Directions:
Set down, in full, every record in the block.

Record excerpts:
§

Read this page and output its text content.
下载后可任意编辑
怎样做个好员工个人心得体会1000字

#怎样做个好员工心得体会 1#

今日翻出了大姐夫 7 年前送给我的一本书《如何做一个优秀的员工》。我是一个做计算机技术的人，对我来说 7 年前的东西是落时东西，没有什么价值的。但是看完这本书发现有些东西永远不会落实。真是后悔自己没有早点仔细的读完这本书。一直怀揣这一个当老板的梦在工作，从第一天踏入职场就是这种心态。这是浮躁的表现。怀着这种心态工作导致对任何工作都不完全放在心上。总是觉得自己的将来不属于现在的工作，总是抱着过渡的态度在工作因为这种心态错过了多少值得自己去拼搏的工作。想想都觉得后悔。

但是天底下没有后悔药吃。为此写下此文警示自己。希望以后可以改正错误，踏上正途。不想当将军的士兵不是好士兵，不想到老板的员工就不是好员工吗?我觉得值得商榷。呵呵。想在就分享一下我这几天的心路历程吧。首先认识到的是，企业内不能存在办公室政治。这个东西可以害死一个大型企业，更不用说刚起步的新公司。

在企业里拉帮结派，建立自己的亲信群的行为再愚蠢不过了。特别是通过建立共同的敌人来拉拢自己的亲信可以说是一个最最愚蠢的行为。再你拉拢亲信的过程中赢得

§

Exercise response:
Read this page and output its text content.
下载后可任意编辑
怎样做个好员工个人心得体会1000字

#怎样做个好员工心得体会 1#

今日翻出了大姐夫 7 年前送给我的一本书《如何做一个优秀的员工》。我是一个做计算机技术的人，对我来说 7 年前的东西是落时东西，没有什么价值的。但是看完这本书发现有些东西永远不会落实。真是后悔自己没有早点仔细的读完这本书。一直怀揣这一个当老板的梦在工作，从第一天踏入职场就是这种心态。这是浮躁的表现。怀着这种心态工作导致对任何工作都不完全放在心上。总是觉得自己的将来不属于现在的工作，总是抱着过渡的态度在工作因为这种心态错过了多少值得自己去拼搏的工作。想想都觉得后悔。

但是天底下没有后悔药吃。为此写下此文警示自己。希望以后可以改正错误，踏上正途。不想当将军的士兵不是好士兵，不想到老板的员工就不是好员工吗?我觉得值得商榷。呵呵。想在就分享一下我这几天的心路历程吧。首先认识到的是，企业内不能存在办公室政治。这个东西可以害死一个大型企业，更不用说刚起步的新公司。

在企业里拉帮结派，建立自己的亲信群的行为再愚蠢不过了。特别是通过建立共同的敌人来拉拢自己的亲信可以说是一个最最愚蠢的行为。再你拉拢亲信的过程中赢得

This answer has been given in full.